▶ _Goal_
Below is a block of records; reproduce all of them exactly and leave out any pictures.

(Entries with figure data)

══════════

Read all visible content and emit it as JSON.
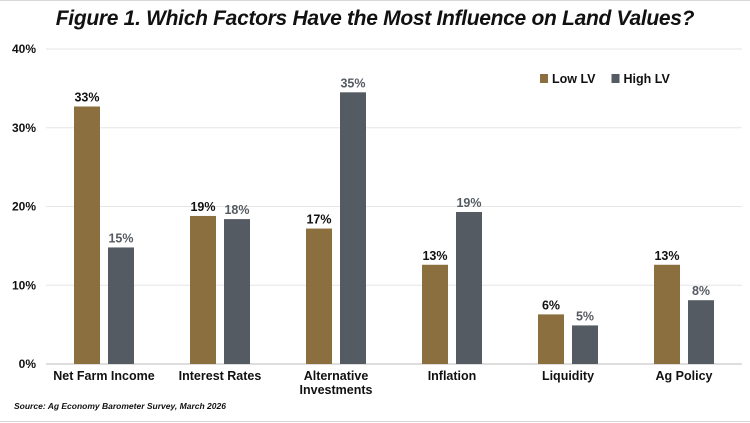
{
  "chart_data": {
    "type": "bar",
    "title": "Figure 1. Which Factors Have the Most Influence on Land Values?",
    "source": "Source: Ag Economy Barometer Survey, March 2026",
    "categories": [
      [
        "Net Farm Income"
      ],
      [
        "Interest Rates"
      ],
      [
        "Alternative",
        "Investments"
      ],
      [
        "Inflation"
      ],
      [
        "Liquidity"
      ],
      [
        "Ag Policy"
      ]
    ],
    "series": [
      {
        "name": "Low LV",
        "color": "#8b6f3f",
        "values": [
          32.7,
          18.8,
          17.2,
          12.6,
          6.3,
          12.6
        ],
        "labels": [
          "33%",
          "19%",
          "17%",
          "13%",
          "6%",
          "13%"
        ]
      },
      {
        "name": "High LV",
        "color": "#555b62",
        "values": [
          14.8,
          18.4,
          34.5,
          19.3,
          4.9,
          8.1
        ],
        "labels": [
          "15%",
          "18%",
          "35%",
          "19%",
          "5%",
          "8%"
        ]
      }
    ],
    "ylim": [
      0,
      40
    ],
    "yticks": [
      0,
      10,
      20,
      30,
      40
    ],
    "ytick_labels": [
      "0%",
      "10%",
      "20%",
      "30%",
      "40%"
    ],
    "xlabel": "",
    "ylabel": "",
    "grid": true,
    "legend_position": "top-right"
  }
}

══════════

▶ _Final result_
Read all visible content and emit it as JSON.
{
  "chart_data": {
    "type": "bar",
    "title": "Figure 1. Which Factors Have the Most Influence on Land Values?",
    "source": "Source: Ag Economy Barometer Survey, March 2026",
    "categories": [
      [
        "Net Farm Income"
      ],
      [
        "Interest Rates"
      ],
      [
        "Alternative",
        "Investments"
      ],
      [
        "Inflation"
      ],
      [
        "Liquidity"
      ],
      [
        "Ag Policy"
      ]
    ],
    "series": [
      {
        "name": "Low LV",
        "color": "#8b6f3f",
        "values": [
          32.7,
          18.8,
          17.2,
          12.6,
          6.3,
          12.6
        ],
        "labels": [
          "33%",
          "19%",
          "17%",
          "13%",
          "6%",
          "13%"
        ]
      },
      {
        "name": "High LV",
        "color": "#555b62",
        "values": [
          14.8,
          18.4,
          34.5,
          19.3,
          4.9,
          8.1
        ],
        "labels": [
          "15%",
          "18%",
          "35%",
          "19%",
          "5%",
          "8%"
        ]
      }
    ],
    "ylim": [
      0,
      40
    ],
    "yticks": [
      0,
      10,
      20,
      30,
      40
    ],
    "ytick_labels": [
      "0%",
      "10%",
      "20%",
      "30%",
      "40%"
    ],
    "xlabel": "",
    "ylabel": "",
    "grid": true,
    "legend_position": "top-right"
  }
}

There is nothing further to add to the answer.